DIRECTIVE: In the material below, find all lines with the string "icon" and copy them.

==== ENTRIES SHOWN

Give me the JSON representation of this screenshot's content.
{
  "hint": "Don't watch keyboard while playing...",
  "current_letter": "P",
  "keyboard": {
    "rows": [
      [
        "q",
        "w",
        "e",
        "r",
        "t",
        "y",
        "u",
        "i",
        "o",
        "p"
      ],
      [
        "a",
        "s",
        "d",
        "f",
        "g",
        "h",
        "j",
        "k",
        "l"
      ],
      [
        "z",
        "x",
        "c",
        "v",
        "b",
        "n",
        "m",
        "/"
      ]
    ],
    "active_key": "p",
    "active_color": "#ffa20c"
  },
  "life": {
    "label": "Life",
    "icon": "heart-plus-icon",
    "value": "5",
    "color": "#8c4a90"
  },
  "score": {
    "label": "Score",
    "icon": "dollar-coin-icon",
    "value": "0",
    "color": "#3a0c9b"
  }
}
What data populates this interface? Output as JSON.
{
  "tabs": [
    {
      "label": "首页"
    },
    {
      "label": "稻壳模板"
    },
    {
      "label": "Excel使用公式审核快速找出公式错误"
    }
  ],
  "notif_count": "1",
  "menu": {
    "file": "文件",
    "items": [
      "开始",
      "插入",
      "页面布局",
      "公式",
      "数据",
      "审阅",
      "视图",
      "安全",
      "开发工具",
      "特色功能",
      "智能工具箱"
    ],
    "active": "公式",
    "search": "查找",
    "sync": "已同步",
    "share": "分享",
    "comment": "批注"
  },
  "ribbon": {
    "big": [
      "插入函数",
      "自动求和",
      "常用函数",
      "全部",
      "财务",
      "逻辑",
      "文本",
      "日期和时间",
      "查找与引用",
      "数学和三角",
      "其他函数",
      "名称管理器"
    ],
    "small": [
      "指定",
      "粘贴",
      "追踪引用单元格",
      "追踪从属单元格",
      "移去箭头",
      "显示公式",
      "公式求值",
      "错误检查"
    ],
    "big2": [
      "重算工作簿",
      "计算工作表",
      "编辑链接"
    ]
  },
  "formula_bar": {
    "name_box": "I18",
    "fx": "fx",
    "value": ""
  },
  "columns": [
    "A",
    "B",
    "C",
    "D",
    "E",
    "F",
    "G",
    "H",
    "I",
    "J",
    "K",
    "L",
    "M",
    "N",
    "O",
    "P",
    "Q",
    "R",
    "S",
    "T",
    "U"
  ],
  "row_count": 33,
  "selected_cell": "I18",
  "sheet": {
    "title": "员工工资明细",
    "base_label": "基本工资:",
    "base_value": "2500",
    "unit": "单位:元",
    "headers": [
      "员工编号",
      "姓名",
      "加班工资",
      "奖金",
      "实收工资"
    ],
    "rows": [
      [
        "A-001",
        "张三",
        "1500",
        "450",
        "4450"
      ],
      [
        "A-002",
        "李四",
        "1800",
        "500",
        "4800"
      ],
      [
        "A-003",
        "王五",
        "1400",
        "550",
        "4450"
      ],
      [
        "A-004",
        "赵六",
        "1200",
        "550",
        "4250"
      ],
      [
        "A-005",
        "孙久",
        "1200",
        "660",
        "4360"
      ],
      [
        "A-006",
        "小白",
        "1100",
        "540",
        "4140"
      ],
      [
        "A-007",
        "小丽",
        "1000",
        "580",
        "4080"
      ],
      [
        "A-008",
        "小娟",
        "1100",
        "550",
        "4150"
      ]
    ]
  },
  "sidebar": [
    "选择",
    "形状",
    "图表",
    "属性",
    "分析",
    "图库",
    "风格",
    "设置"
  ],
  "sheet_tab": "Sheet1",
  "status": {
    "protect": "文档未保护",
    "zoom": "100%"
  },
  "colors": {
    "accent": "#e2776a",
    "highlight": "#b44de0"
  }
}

========

ANSWER FOR THIS EXERCISE:
    "icon": "heart-plus-icon",
    "icon": "dollar-coin-icon",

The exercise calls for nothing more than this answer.